Show all lines from the listing below that contain "BLOIS".
[Begin Excerpted records]
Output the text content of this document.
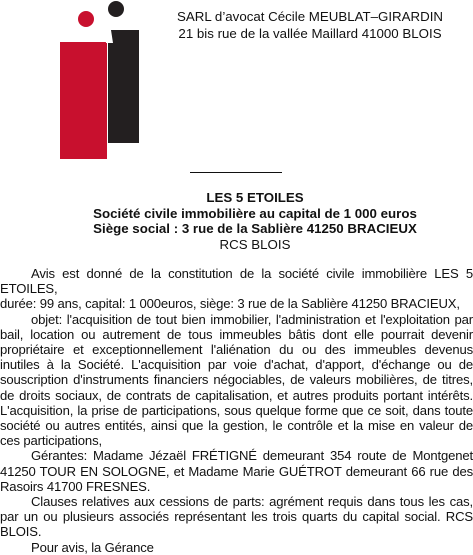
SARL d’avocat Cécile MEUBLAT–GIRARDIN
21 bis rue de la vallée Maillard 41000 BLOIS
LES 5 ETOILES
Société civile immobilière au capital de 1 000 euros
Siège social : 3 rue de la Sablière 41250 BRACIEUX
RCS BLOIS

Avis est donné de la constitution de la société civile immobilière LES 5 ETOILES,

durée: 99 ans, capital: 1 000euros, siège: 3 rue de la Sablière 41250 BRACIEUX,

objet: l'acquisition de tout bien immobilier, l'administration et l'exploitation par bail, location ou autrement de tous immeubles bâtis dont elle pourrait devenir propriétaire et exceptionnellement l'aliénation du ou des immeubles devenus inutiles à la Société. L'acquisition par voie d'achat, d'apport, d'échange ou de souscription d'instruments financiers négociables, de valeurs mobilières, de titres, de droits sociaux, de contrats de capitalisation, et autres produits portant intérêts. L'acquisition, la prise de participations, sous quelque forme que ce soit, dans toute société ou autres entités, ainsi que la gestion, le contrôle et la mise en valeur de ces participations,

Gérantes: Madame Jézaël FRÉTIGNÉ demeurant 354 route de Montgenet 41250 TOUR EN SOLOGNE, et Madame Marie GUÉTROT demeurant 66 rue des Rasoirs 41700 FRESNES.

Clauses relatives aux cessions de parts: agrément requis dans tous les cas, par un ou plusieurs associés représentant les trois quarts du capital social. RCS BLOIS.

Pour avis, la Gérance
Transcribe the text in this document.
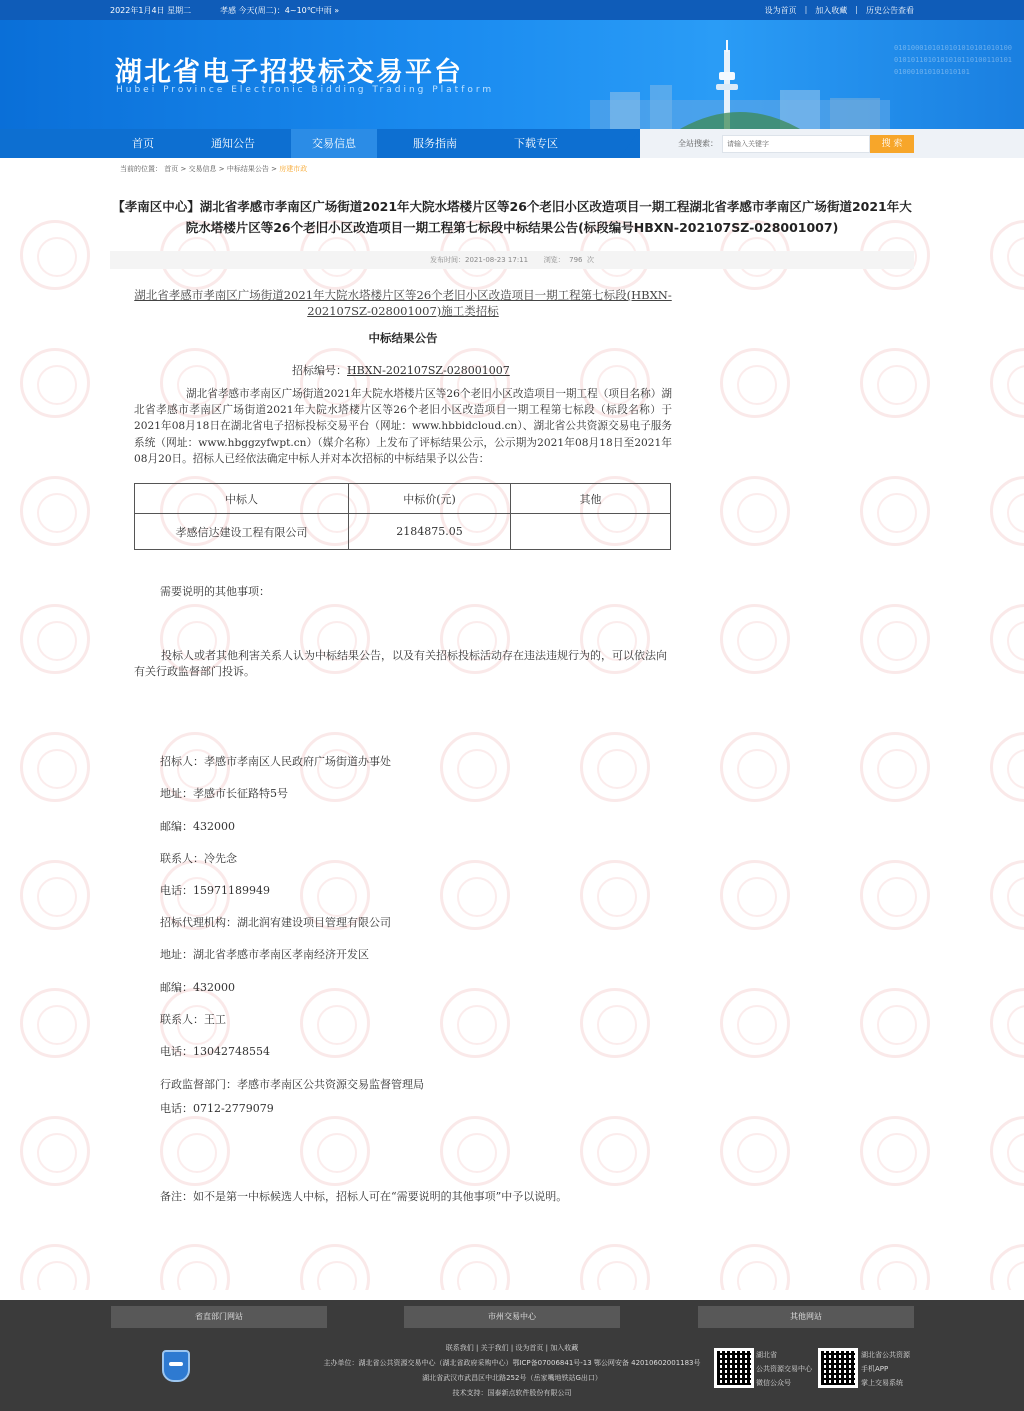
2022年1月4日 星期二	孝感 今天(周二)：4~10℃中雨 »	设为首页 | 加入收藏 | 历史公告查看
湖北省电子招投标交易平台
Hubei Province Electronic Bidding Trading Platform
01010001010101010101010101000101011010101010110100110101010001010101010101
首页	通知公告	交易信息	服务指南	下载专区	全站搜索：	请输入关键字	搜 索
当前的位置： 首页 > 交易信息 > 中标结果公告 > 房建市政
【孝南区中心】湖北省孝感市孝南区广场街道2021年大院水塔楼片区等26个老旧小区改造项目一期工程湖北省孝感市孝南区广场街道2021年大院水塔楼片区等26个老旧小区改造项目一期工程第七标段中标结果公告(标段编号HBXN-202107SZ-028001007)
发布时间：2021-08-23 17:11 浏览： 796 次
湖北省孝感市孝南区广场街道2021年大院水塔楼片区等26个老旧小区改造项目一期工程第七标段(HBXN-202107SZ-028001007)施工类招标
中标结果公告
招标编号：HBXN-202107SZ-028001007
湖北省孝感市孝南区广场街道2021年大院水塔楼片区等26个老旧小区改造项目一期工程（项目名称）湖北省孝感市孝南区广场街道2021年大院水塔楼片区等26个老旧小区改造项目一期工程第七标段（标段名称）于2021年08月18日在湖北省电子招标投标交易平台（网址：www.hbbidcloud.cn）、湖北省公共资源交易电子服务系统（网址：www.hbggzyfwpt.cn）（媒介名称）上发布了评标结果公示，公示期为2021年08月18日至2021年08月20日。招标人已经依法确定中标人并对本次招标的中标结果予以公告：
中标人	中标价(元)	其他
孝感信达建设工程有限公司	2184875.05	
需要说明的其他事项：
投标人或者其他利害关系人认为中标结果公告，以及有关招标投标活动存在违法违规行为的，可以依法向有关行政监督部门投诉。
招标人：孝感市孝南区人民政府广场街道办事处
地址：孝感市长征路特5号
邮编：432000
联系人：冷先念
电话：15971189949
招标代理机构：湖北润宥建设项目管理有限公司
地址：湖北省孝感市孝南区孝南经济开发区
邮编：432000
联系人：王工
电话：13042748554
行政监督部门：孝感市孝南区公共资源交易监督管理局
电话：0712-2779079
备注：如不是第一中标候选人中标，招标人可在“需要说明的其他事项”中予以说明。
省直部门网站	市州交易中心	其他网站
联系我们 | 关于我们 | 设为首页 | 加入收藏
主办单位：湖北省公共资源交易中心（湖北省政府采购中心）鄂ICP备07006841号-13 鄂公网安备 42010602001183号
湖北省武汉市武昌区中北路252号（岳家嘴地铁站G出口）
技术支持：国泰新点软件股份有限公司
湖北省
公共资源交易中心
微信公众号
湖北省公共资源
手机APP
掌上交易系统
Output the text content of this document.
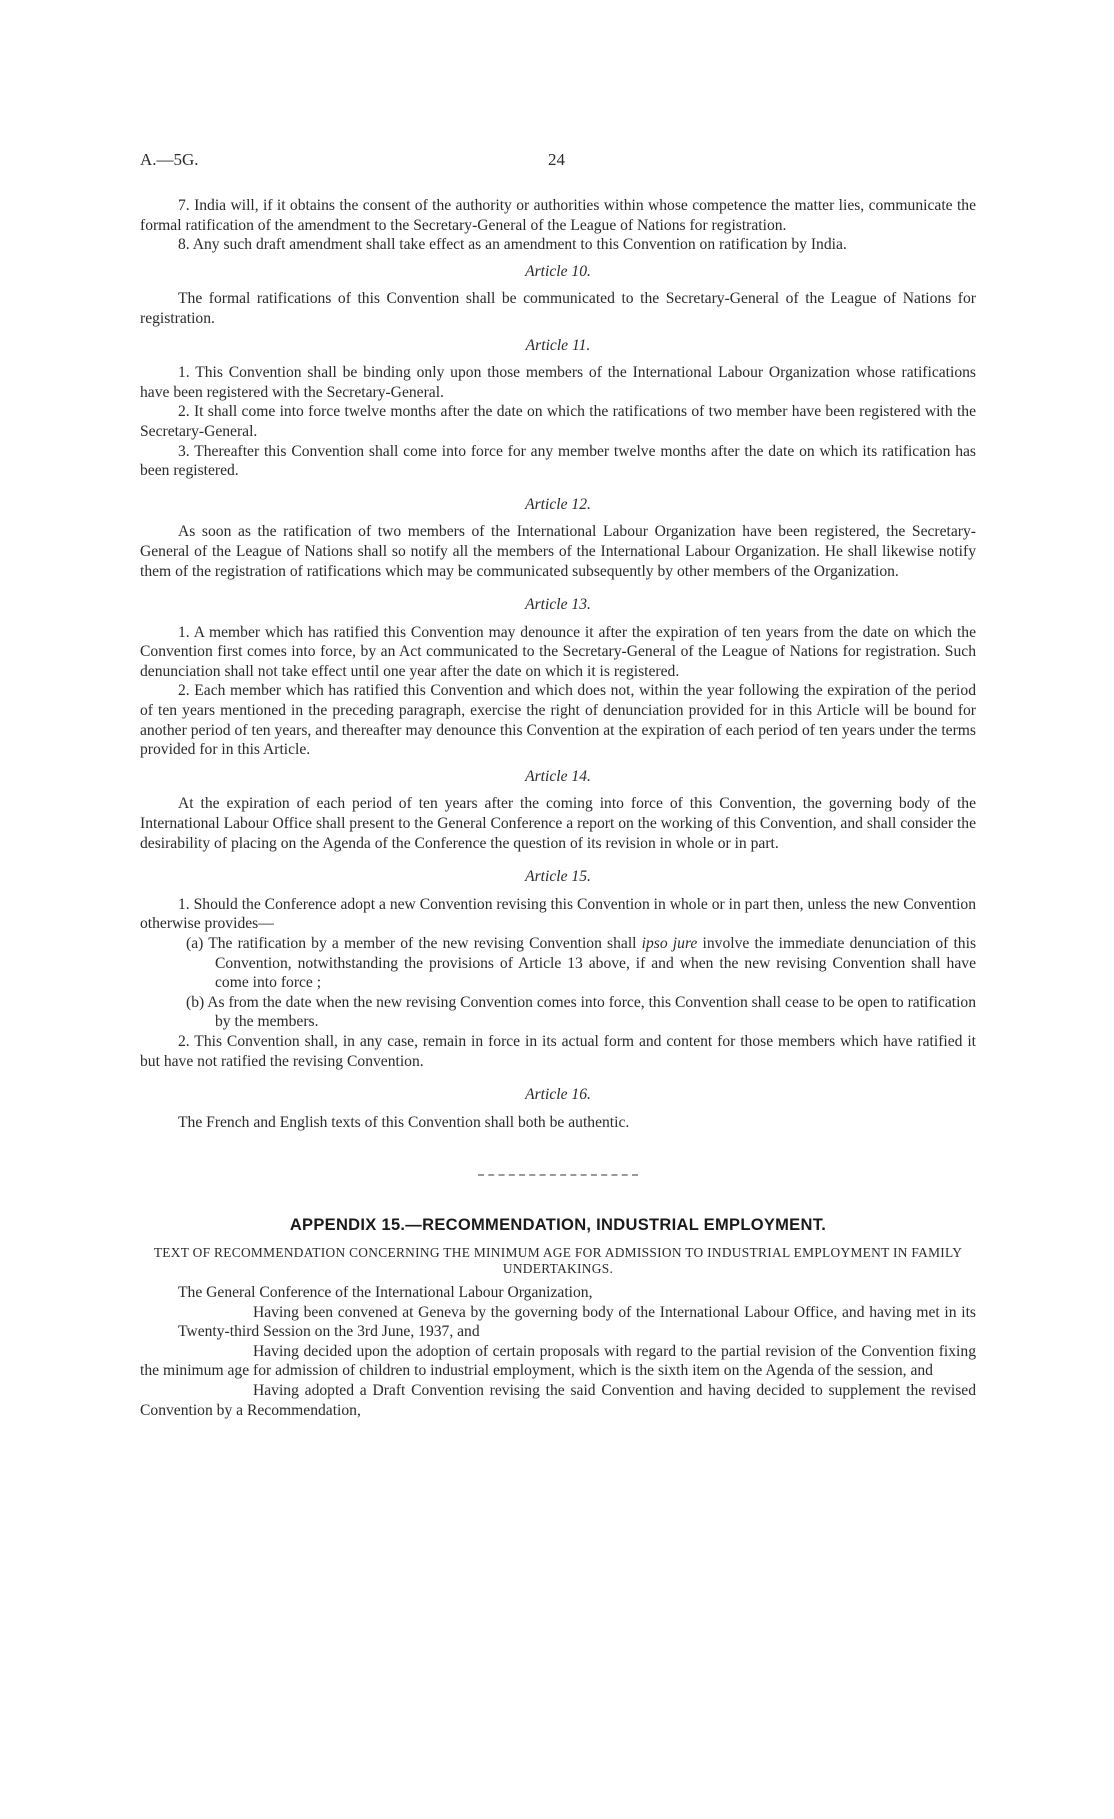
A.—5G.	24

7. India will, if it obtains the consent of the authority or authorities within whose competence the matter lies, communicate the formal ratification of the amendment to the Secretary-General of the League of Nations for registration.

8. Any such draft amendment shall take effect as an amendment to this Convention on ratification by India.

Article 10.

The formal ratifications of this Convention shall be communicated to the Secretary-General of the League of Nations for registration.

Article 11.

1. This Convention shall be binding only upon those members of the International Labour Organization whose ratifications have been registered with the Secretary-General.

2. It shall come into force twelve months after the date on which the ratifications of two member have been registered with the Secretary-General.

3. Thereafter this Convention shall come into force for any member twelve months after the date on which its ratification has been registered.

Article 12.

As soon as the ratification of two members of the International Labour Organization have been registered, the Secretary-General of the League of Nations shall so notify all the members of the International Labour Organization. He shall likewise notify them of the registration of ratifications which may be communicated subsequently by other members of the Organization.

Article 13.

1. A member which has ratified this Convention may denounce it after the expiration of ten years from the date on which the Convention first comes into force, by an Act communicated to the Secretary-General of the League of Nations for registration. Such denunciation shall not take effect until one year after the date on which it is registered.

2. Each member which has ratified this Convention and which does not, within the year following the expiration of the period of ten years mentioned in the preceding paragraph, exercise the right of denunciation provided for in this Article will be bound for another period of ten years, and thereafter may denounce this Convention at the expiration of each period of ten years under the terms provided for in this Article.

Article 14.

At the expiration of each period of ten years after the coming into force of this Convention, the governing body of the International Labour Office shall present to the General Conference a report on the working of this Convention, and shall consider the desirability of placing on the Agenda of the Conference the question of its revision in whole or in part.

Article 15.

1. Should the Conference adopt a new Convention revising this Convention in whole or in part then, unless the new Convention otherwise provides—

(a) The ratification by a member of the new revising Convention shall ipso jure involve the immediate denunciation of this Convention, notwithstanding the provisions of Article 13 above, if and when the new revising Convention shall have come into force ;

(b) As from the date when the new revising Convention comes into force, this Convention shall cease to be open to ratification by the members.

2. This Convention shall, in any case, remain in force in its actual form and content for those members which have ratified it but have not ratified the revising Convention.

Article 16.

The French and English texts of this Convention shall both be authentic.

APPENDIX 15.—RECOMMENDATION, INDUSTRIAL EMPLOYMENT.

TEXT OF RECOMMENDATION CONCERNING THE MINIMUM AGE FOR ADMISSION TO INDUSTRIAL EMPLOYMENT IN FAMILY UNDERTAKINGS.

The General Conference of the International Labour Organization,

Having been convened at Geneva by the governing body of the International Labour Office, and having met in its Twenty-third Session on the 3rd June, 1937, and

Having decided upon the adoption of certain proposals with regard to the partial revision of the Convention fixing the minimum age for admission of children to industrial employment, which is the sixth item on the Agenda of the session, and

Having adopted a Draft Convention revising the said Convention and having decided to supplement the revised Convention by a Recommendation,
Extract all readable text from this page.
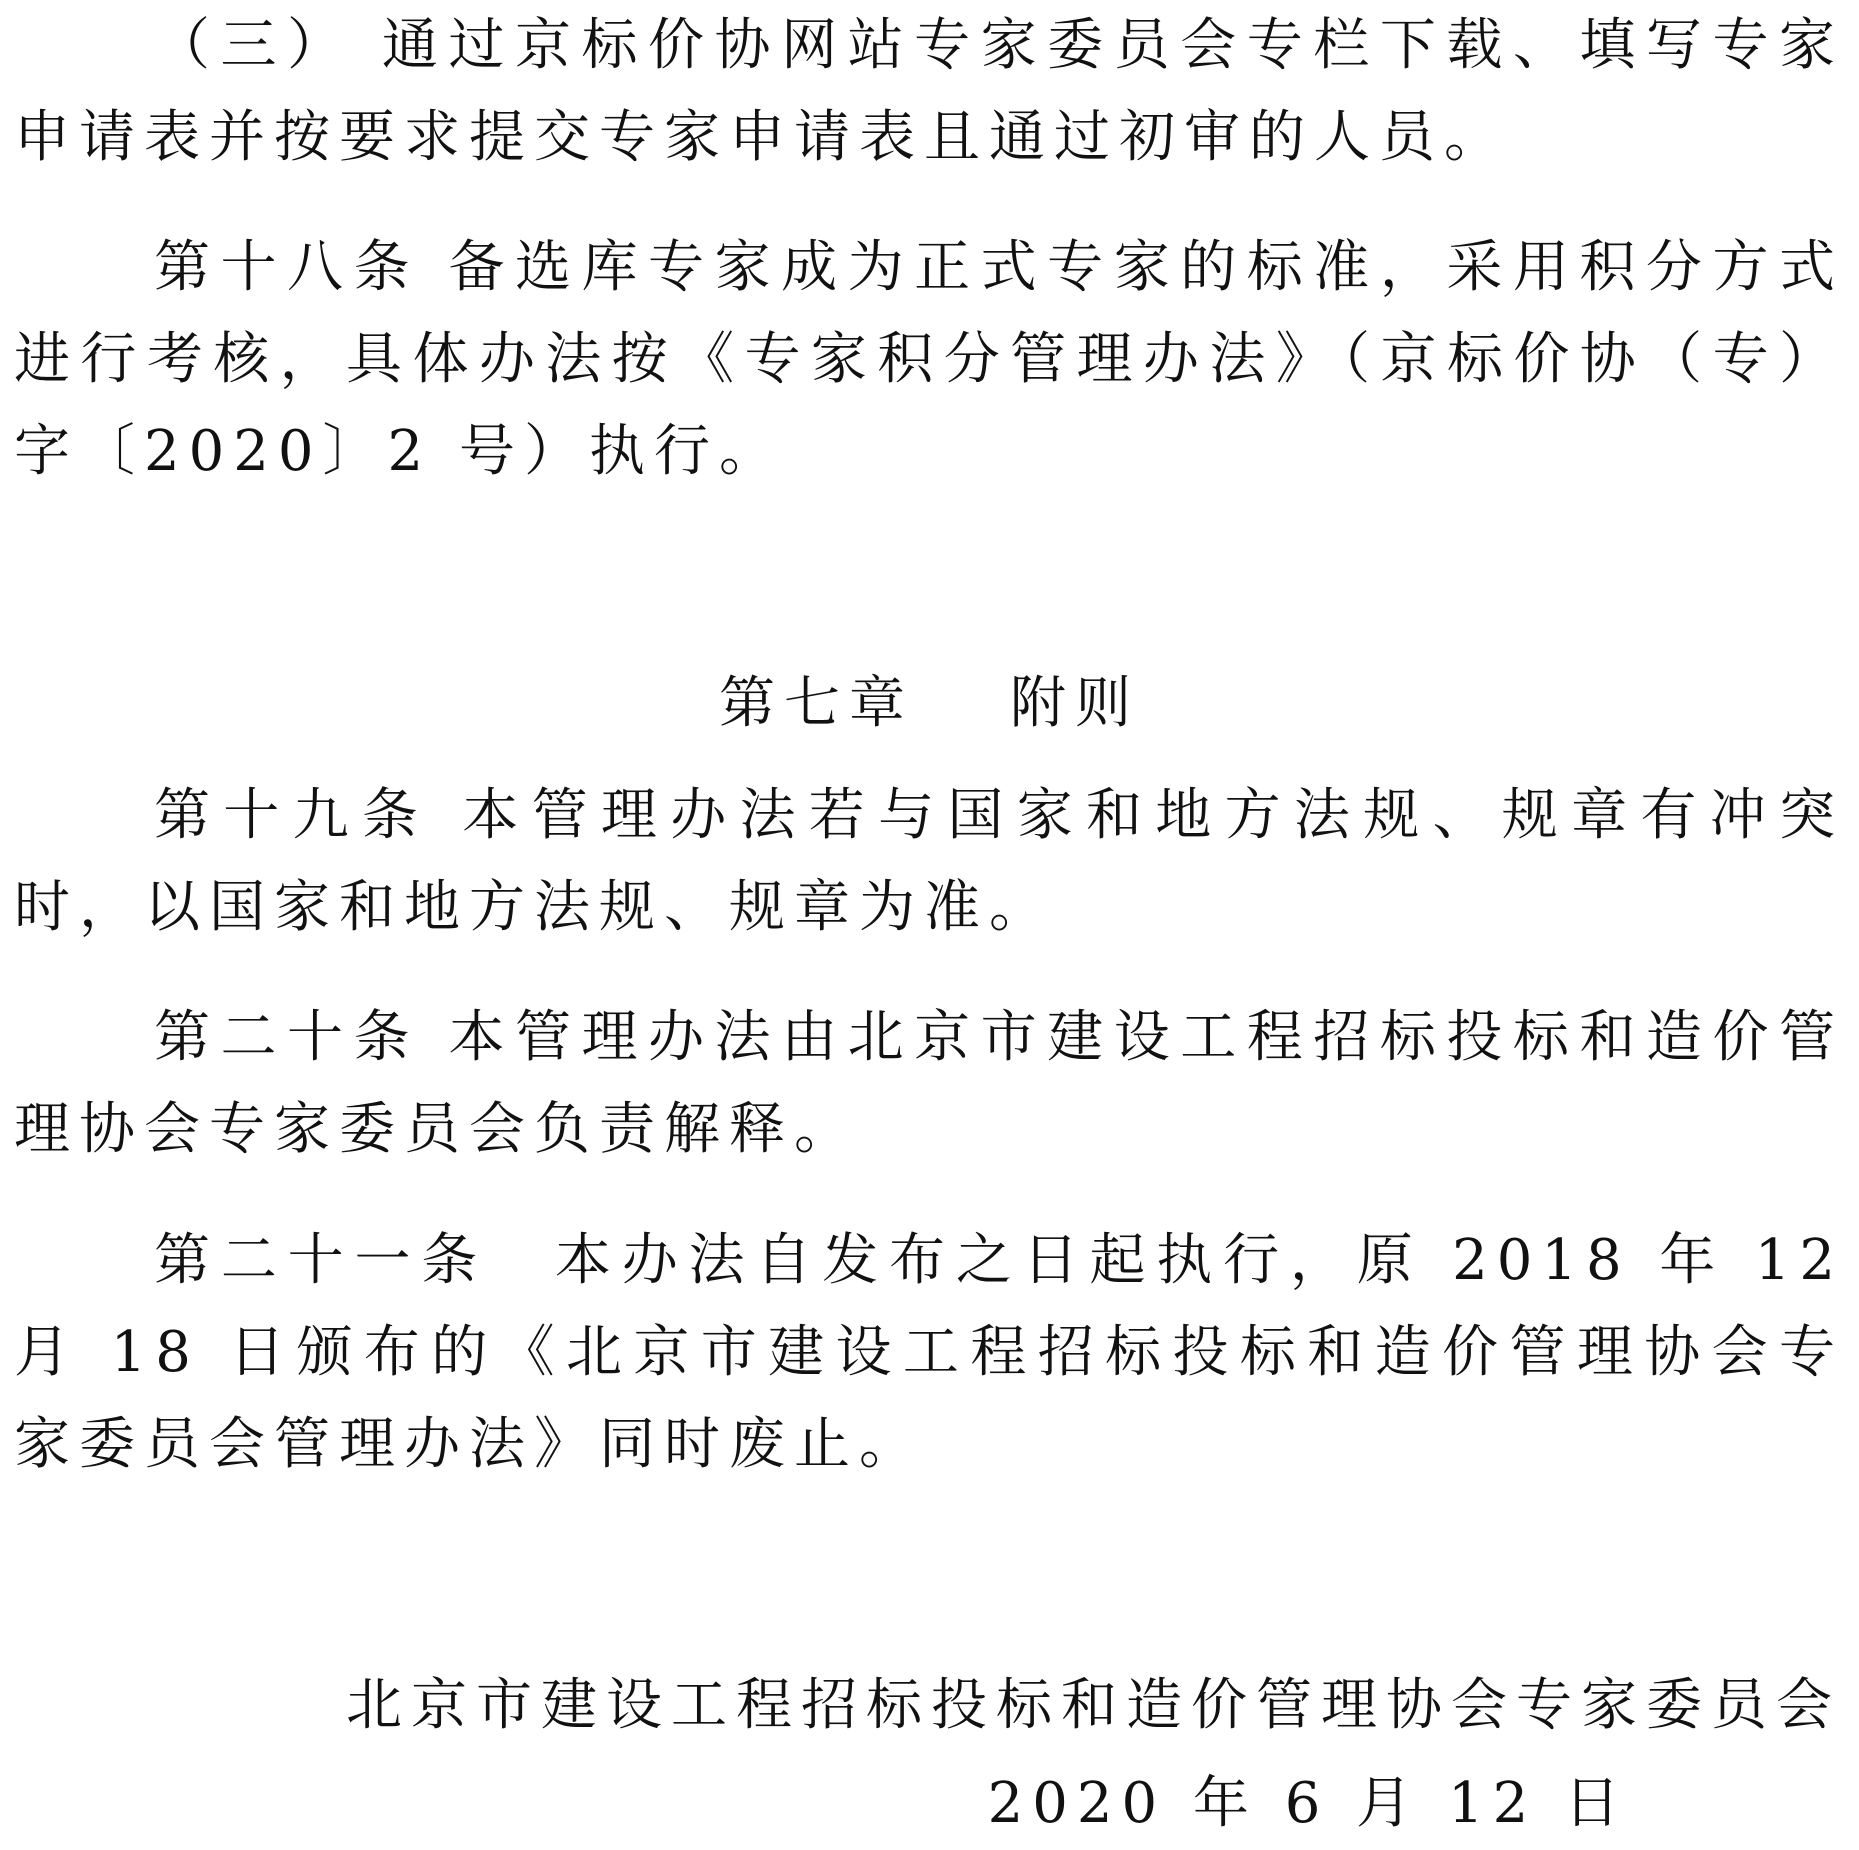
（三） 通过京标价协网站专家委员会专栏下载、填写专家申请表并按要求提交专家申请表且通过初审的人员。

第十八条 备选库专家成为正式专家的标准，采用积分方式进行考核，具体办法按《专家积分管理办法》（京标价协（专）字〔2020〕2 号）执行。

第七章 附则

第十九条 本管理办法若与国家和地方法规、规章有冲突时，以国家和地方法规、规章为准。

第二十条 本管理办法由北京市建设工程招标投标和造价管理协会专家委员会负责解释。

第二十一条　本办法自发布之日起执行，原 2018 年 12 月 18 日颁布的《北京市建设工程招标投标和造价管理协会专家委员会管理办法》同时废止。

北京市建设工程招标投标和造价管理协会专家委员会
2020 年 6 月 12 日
[End Excerpted records]
Response to this exercise:
21 bis rue de la vallée Maillard 41000 BLOIS
RCS BLOIS
Clauses relatives aux cessions de parts: agrément requis dans tous les cas, par un ou plusieurs associés représentant les trois quarts du capital social. RCS BLOIS.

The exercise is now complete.